======== Data for processing ========

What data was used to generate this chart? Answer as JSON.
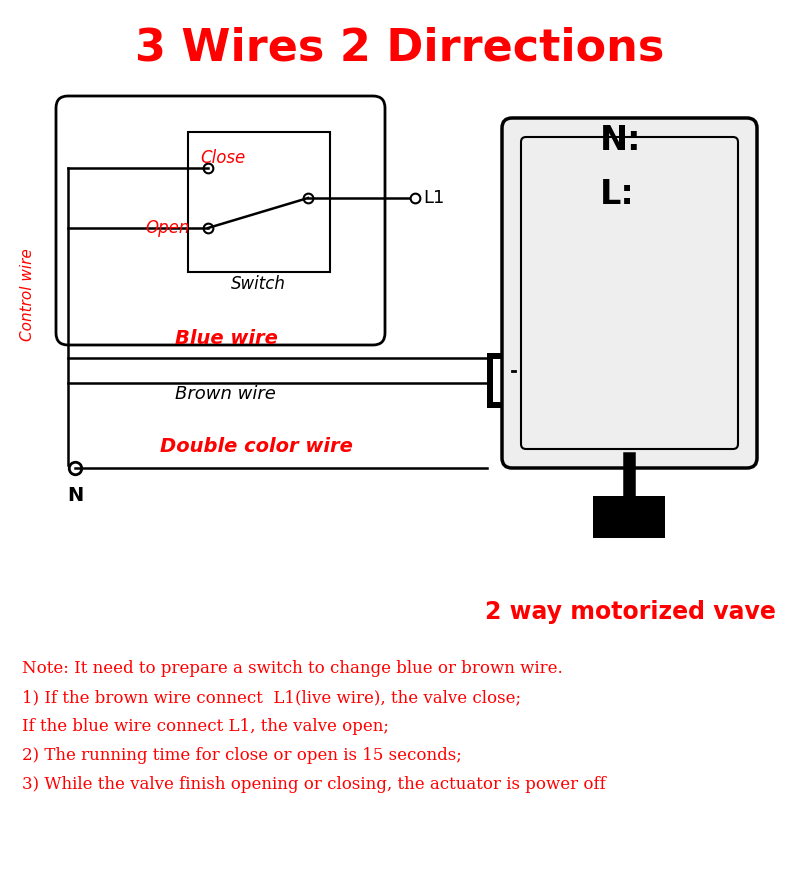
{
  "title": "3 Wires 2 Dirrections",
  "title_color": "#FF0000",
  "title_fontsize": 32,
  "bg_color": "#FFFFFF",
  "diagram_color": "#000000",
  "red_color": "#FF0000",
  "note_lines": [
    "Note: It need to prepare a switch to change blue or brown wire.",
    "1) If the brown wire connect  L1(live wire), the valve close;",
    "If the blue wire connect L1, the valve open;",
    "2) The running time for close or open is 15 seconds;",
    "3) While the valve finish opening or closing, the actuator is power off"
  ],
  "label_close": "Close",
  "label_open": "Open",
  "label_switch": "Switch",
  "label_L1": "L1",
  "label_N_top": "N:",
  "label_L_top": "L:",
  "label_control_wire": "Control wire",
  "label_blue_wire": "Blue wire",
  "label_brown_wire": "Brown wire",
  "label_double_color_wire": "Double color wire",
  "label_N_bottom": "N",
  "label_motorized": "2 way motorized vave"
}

========
======== Data for processing ========

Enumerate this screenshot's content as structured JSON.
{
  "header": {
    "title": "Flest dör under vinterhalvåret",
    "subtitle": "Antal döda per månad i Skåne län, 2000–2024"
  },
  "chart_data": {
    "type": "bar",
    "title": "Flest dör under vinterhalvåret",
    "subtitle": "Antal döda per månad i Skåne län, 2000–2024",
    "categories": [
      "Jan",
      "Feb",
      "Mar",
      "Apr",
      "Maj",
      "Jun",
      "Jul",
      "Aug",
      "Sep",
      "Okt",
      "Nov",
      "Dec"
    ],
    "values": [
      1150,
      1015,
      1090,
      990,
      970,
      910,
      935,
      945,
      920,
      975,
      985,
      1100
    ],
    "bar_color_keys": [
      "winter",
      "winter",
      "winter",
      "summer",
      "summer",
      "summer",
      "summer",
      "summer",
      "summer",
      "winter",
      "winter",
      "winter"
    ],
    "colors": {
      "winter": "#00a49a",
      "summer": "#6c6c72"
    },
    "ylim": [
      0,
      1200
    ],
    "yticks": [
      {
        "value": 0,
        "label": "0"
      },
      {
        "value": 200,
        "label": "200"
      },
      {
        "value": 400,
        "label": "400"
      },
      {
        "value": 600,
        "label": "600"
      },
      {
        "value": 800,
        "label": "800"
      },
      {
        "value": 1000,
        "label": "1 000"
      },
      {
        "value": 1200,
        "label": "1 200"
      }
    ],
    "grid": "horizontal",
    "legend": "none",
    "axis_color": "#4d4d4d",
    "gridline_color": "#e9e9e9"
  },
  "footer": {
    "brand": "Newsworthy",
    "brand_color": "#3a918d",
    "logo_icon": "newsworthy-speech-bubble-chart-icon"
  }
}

========

▸ **Problem description**:
Among the lines of the listing, how many hold the string "JSON"? Respond with only the number.

▸ **Exercise answer**:
2